[DATA ROWS]:
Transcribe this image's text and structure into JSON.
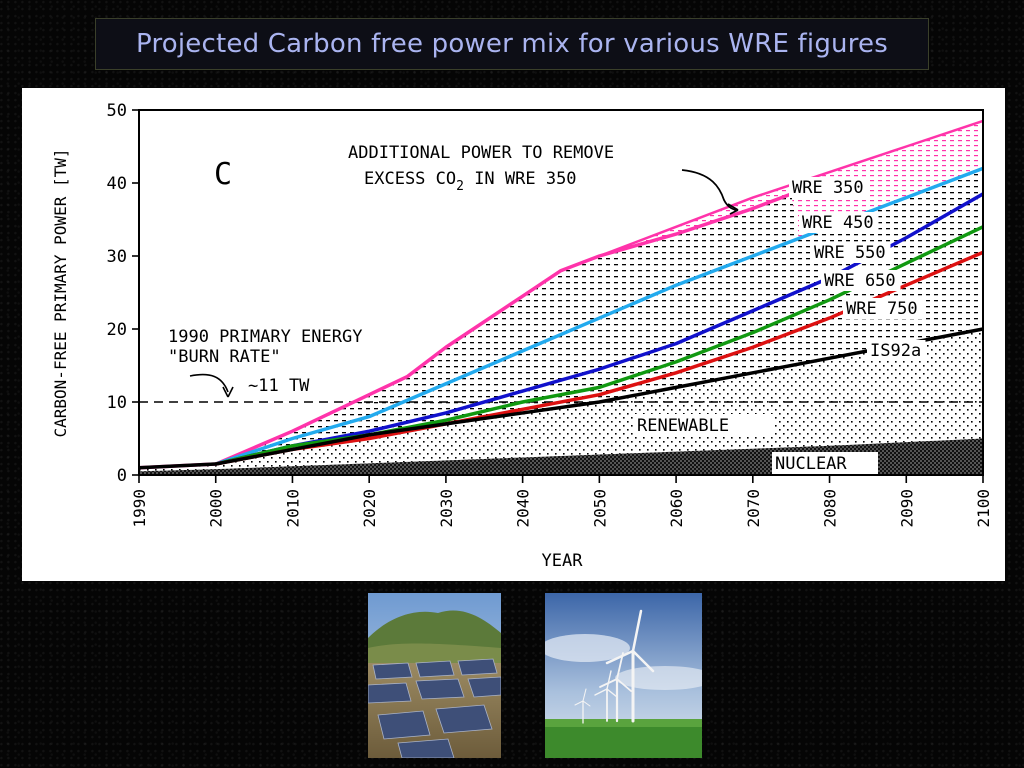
{
  "slide": {
    "title": "Projected Carbon free power mix for various WRE figures"
  },
  "chart_data": {
    "type": "area",
    "panel_label": "C",
    "xlabel": "YEAR",
    "ylabel": "CARBON-FREE PRIMARY POWER [TW]",
    "xlim": [
      1990,
      2100
    ],
    "ylim": [
      0,
      50
    ],
    "x_ticks": [
      "1990",
      "2000",
      "2010",
      "2020",
      "2030",
      "2040",
      "2050",
      "2060",
      "2070",
      "2080",
      "2090",
      "2100"
    ],
    "y_ticks": [
      "0",
      "10",
      "20",
      "30",
      "40",
      "50"
    ],
    "grid": false,
    "series": [
      {
        "name": "WRE 350",
        "color": "#ff33aa",
        "x": [
          1990,
          2000,
          2010,
          2020,
          2025,
          2030,
          2040,
          2045,
          2050,
          2060,
          2070,
          2075
        ],
        "values": [
          1,
          1.5,
          6,
          11,
          13.5,
          17.5,
          24.5,
          28,
          30,
          33,
          36.5,
          38.5
        ]
      },
      {
        "name": "WRE 450",
        "color": "#22aaee",
        "x": [
          2000,
          2010,
          2020,
          2030,
          2040,
          2050,
          2060,
          2070,
          2080,
          2090,
          2100
        ],
        "values": [
          1.5,
          5,
          8,
          12.5,
          17,
          21.5,
          26,
          30,
          34,
          38,
          42
        ]
      },
      {
        "name": "WRE 550",
        "color": "#1111cc",
        "x": [
          2000,
          2010,
          2020,
          2030,
          2040,
          2050,
          2060,
          2070,
          2080,
          2090,
          2100
        ],
        "values": [
          1.5,
          4,
          6,
          8.5,
          11.5,
          14.5,
          18,
          22.5,
          27,
          32.5,
          38.5
        ]
      },
      {
        "name": "WRE 650",
        "color": "#119911",
        "x": [
          2000,
          2010,
          2020,
          2030,
          2040,
          2050,
          2060,
          2070,
          2080,
          2090,
          2100
        ],
        "values": [
          1.5,
          4,
          5.5,
          7.5,
          10,
          12,
          15.5,
          19.5,
          24,
          29,
          34
        ]
      },
      {
        "name": "WRE 750",
        "color": "#dd1111",
        "x": [
          2000,
          2010,
          2020,
          2030,
          2040,
          2050,
          2060,
          2070,
          2080,
          2090,
          2100
        ],
        "values": [
          1.5,
          3.5,
          5,
          7,
          9,
          11,
          14,
          17.5,
          21.5,
          26,
          30.5
        ]
      },
      {
        "name": "IS92a",
        "color": "#000000",
        "x": [
          1990,
          2000,
          2010,
          2020,
          2030,
          2040,
          2050,
          2060,
          2070,
          2080,
          2090,
          2100
        ],
        "values": [
          1,
          1.5,
          3.5,
          5.5,
          7,
          8.5,
          10,
          12,
          14,
          16,
          18,
          20
        ]
      }
    ],
    "additional_power_upper": {
      "x": [
        2045,
        2050,
        2060,
        2070,
        2080,
        2090,
        2100
      ],
      "values": [
        28,
        30,
        34,
        38,
        41.5,
        45,
        48.5
      ]
    },
    "nuclear": {
      "x": [
        1990,
        2000,
        2010,
        2020,
        2030,
        2040,
        2050,
        2060,
        2070,
        2080,
        2090,
        2100
      ],
      "values": [
        0.5,
        0.8,
        1.2,
        1.6,
        2.0,
        2.4,
        2.8,
        3.2,
        3.6,
        4.0,
        4.5,
        5.0
      ]
    },
    "reference_line": {
      "y": 10
    },
    "annotations": {
      "additional_line1": "ADDITIONAL POWER TO REMOVE",
      "additional_line2_prefix": "EXCESS CO",
      "additional_line2_sub": "2",
      "additional_line2_suffix": " IN WRE 350",
      "burn_rate_line1": "1990 PRIMARY ENERGY",
      "burn_rate_line2": "\"BURN RATE\"",
      "burn_rate_value": "~11 TW",
      "renewable": "RENEWABLE",
      "nuclear": "NUCLEAR"
    }
  },
  "photos": {
    "solar_icon": "solar-panel-field-photo",
    "wind_icon": "wind-turbines-photo"
  }
}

[TASK]: Return every line above in which the string "color" occurs.

[EXERCISE RESPONSE]:
        "color": "#ff33aa",
        "color": "#22aaee",
        "color": "#1111cc",
        "color": "#119911",
        "color": "#dd1111",
        "color": "#000000",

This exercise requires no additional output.